**Stated goal**
Copy every record exactly, and keep the pictures out.
----- Records for this exercise
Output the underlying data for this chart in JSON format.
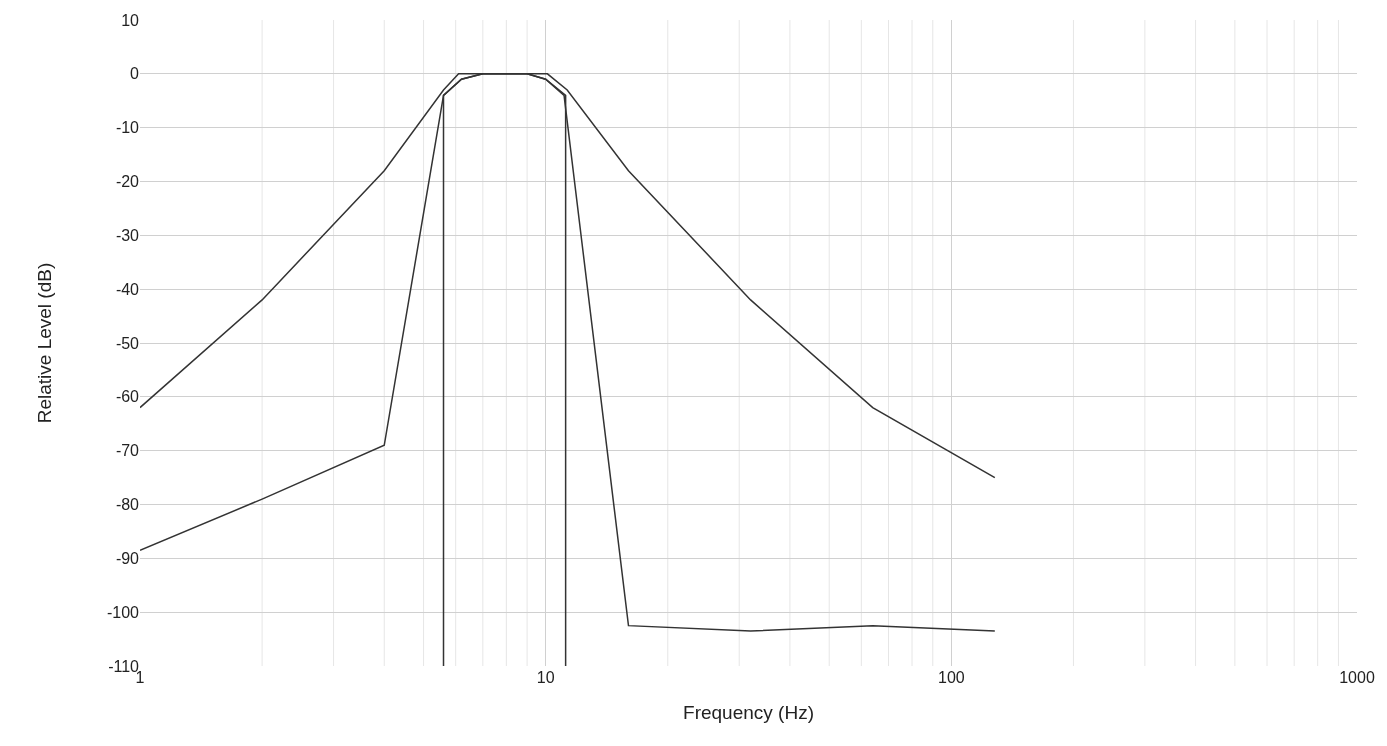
{
  "chart_data": {
    "type": "line",
    "xlabel": "Frequency (Hz)",
    "ylabel": "Relative Level (dB)",
    "log": "x",
    "grid": true,
    "legend": false,
    "marker": "none",
    "line_style": "solid",
    "xlim": [
      1,
      1000
    ],
    "xticks": [
      1,
      10,
      100,
      1000
    ],
    "ylim": [
      -110,
      10
    ],
    "yticks": [
      10,
      0,
      -10,
      -20,
      -30,
      -40,
      -50,
      -60,
      -70,
      -80,
      -90,
      -100,
      -110
    ],
    "series": [
      {
        "color": "#333333",
        "x": [
          1,
          2,
          4,
          5.6,
          6.1,
          10.1,
          11.3,
          16,
          32,
          64,
          128
        ],
        "values": [
          -62,
          -42,
          -18,
          -3,
          0,
          0,
          -3,
          -18,
          -42,
          -62,
          -75
        ]
      },
      {
        "color": "#333333",
        "x": [
          1,
          2,
          4,
          5.6,
          6.2,
          7,
          9,
          10,
          11.1,
          16,
          32,
          64,
          128
        ],
        "values": [
          -88.5,
          -79,
          -69,
          -4,
          -1,
          0,
          0,
          -1,
          -4,
          -102.5,
          -103.5,
          -102.5,
          -103.5
        ]
      },
      {
        "color": "#333333",
        "x": [
          5.6,
          5.6,
          6.2,
          7,
          9,
          10,
          11.2,
          11.2
        ],
        "values": [
          -110,
          -4,
          -1,
          0,
          0,
          -1,
          -4,
          -110
        ]
      }
    ]
  }
}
----------
**Worked solution**
Output the underlying data for this chart in JSON format.
{
  "chart_data": {
    "type": "line",
    "xlabel": "Frequency (Hz)",
    "ylabel": "Relative Level (dB)",
    "log": "x",
    "grid": true,
    "legend": false,
    "marker": "none",
    "line_style": "solid",
    "xlim": [
      1,
      1000
    ],
    "xticks": [
      1,
      10,
      100,
      1000
    ],
    "ylim": [
      -110,
      10
    ],
    "yticks": [
      10,
      0,
      -10,
      -20,
      -30,
      -40,
      -50,
      -60,
      -70,
      -80,
      -90,
      -100,
      -110
    ],
    "series": [
      {
        "color": "#333333",
        "x": [
          1,
          2,
          4,
          5.6,
          6.1,
          10.1,
          11.3,
          16,
          32,
          64,
          128
        ],
        "values": [
          -62,
          -42,
          -18,
          -3,
          0,
          0,
          -3,
          -18,
          -42,
          -62,
          -75
        ]
      },
      {
        "color": "#333333",
        "x": [
          1,
          2,
          4,
          5.6,
          6.2,
          7,
          9,
          10,
          11.1,
          16,
          32,
          64,
          128
        ],
        "values": [
          -88.5,
          -79,
          -69,
          -4,
          -1,
          0,
          0,
          -1,
          -4,
          -102.5,
          -103.5,
          -102.5,
          -103.5
        ]
      },
      {
        "color": "#333333",
        "x": [
          5.6,
          5.6,
          6.2,
          7,
          9,
          10,
          11.2,
          11.2
        ],
        "values": [
          -110,
          -4,
          -1,
          0,
          0,
          -1,
          -4,
          -110
        ]
      }
    ]
  }
}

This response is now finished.